**PROBLEM DESCRIPTION:** Repeat the whole of the data, keeping every detail the same.

[Records]
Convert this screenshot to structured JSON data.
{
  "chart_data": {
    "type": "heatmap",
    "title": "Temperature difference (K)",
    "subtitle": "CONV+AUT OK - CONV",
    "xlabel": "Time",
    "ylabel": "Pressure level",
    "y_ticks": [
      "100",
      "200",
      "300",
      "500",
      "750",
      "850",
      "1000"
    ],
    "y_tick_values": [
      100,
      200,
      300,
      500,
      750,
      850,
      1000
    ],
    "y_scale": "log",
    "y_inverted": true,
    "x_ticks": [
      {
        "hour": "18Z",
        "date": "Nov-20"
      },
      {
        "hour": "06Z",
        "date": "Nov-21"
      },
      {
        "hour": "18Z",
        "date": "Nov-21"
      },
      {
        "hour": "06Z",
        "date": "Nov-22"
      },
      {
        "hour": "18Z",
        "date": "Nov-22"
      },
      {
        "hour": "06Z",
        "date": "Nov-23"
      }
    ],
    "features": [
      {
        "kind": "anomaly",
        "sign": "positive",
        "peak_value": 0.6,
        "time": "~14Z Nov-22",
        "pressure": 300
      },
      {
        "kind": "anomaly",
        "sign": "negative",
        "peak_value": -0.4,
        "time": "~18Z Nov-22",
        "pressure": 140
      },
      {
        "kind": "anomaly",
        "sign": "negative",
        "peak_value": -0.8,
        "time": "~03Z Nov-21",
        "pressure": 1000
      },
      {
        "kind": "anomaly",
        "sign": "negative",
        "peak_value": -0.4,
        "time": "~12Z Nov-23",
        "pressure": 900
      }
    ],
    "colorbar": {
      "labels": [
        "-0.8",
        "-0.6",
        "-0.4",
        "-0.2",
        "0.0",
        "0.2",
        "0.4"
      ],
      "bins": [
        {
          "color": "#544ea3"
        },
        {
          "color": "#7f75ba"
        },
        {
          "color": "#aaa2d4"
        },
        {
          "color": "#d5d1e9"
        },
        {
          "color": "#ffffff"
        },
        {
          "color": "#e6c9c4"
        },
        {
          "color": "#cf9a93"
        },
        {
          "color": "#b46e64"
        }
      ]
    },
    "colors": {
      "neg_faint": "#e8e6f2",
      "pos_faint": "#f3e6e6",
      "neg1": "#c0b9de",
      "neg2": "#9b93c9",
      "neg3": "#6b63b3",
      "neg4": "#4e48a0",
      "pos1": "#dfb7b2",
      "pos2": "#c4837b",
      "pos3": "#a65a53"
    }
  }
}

**COMPLETE OUTPUT:**
Convert this screenshot to structured JSON data.
{
  "chart_data": {
    "type": "heatmap",
    "title": "Temperature difference (K)",
    "subtitle": "CONV+AUT OK - CONV",
    "xlabel": "Time",
    "ylabel": "Pressure level",
    "y_ticks": [
      "100",
      "200",
      "300",
      "500",
      "750",
      "850",
      "1000"
    ],
    "y_tick_values": [
      100,
      200,
      300,
      500,
      750,
      850,
      1000
    ],
    "y_scale": "log",
    "y_inverted": true,
    "x_ticks": [
      {
        "hour": "18Z",
        "date": "Nov-20"
      },
      {
        "hour": "06Z",
        "date": "Nov-21"
      },
      {
        "hour": "18Z",
        "date": "Nov-21"
      },
      {
        "hour": "06Z",
        "date": "Nov-22"
      },
      {
        "hour": "18Z",
        "date": "Nov-22"
      },
      {
        "hour": "06Z",
        "date": "Nov-23"
      }
    ],
    "features": [
      {
        "kind": "anomaly",
        "sign": "positive",
        "peak_value": 0.6,
        "time": "~14Z Nov-22",
        "pressure": 300
      },
      {
        "kind": "anomaly",
        "sign": "negative",
        "peak_value": -0.4,
        "time": "~18Z Nov-22",
        "pressure": 140
      },
      {
        "kind": "anomaly",
        "sign": "negative",
        "peak_value": -0.8,
        "time": "~03Z Nov-21",
        "pressure": 1000
      },
      {
        "kind": "anomaly",
        "sign": "negative",
        "peak_value": -0.4,
        "time": "~12Z Nov-23",
        "pressure": 900
      }
    ],
    "colorbar": {
      "labels": [
        "-0.8",
        "-0.6",
        "-0.4",
        "-0.2",
        "0.0",
        "0.2",
        "0.4"
      ],
      "bins": [
        {
          "color": "#544ea3"
        },
        {
          "color": "#7f75ba"
        },
        {
          "color": "#aaa2d4"
        },
        {
          "color": "#d5d1e9"
        },
        {
          "color": "#ffffff"
        },
        {
          "color": "#e6c9c4"
        },
        {
          "color": "#cf9a93"
        },
        {
          "color": "#b46e64"
        }
      ]
    },
    "colors": {
      "neg_faint": "#e8e6f2",
      "pos_faint": "#f3e6e6",
      "neg1": "#c0b9de",
      "neg2": "#9b93c9",
      "neg3": "#6b63b3",
      "neg4": "#4e48a0",
      "pos1": "#dfb7b2",
      "pos2": "#c4837b",
      "pos3": "#a65a53"
    }
  }
}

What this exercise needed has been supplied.